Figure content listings
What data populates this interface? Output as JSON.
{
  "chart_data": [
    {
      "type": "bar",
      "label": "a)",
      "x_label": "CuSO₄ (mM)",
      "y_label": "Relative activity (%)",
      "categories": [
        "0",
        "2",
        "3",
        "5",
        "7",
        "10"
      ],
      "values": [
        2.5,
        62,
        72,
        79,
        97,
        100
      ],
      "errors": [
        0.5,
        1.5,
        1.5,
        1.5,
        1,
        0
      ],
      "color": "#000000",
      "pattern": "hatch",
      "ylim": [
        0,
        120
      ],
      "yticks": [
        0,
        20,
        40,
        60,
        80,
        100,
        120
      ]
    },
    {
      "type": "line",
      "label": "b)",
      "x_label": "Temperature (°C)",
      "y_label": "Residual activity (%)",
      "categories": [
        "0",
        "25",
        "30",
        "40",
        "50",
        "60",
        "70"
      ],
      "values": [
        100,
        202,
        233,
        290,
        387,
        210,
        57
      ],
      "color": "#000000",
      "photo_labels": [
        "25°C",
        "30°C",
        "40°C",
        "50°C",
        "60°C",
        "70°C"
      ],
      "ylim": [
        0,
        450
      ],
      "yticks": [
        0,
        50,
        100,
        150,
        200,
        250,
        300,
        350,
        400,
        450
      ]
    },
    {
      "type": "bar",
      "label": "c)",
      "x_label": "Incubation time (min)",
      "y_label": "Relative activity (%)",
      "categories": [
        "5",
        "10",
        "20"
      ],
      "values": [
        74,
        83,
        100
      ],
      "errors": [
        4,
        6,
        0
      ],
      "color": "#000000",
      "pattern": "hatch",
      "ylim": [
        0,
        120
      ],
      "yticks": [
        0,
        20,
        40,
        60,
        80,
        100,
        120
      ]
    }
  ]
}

[What you are asked to do]: Print the records above in full, exactly.

[The result]:
What data populates this interface? Output as JSON.
{
  "chart_data": [
    {
      "type": "bar",
      "label": "a)",
      "x_label": "CuSO₄ (mM)",
      "y_label": "Relative activity (%)",
      "categories": [
        "0",
        "2",
        "3",
        "5",
        "7",
        "10"
      ],
      "values": [
        2.5,
        62,
        72,
        79,
        97,
        100
      ],
      "errors": [
        0.5,
        1.5,
        1.5,
        1.5,
        1,
        0
      ],
      "color": "#000000",
      "pattern": "hatch",
      "ylim": [
        0,
        120
      ],
      "yticks": [
        0,
        20,
        40,
        60,
        80,
        100,
        120
      ]
    },
    {
      "type": "line",
      "label": "b)",
      "x_label": "Temperature (°C)",
      "y_label": "Residual activity (%)",
      "categories": [
        "0",
        "25",
        "30",
        "40",
        "50",
        "60",
        "70"
      ],
      "values": [
        100,
        202,
        233,
        290,
        387,
        210,
        57
      ],
      "color": "#000000",
      "photo_labels": [
        "25°C",
        "30°C",
        "40°C",
        "50°C",
        "60°C",
        "70°C"
      ],
      "ylim": [
        0,
        450
      ],
      "yticks": [
        0,
        50,
        100,
        150,
        200,
        250,
        300,
        350,
        400,
        450
      ]
    },
    {
      "type": "bar",
      "label": "c)",
      "x_label": "Incubation time (min)",
      "y_label": "Relative activity (%)",
      "categories": [
        "5",
        "10",
        "20"
      ],
      "values": [
        74,
        83,
        100
      ],
      "errors": [
        4,
        6,
        0
      ],
      "color": "#000000",
      "pattern": "hatch",
      "ylim": [
        0,
        120
      ],
      "yticks": [
        0,
        20,
        40,
        60,
        80,
        100,
        120
      ]
    }
  ]
}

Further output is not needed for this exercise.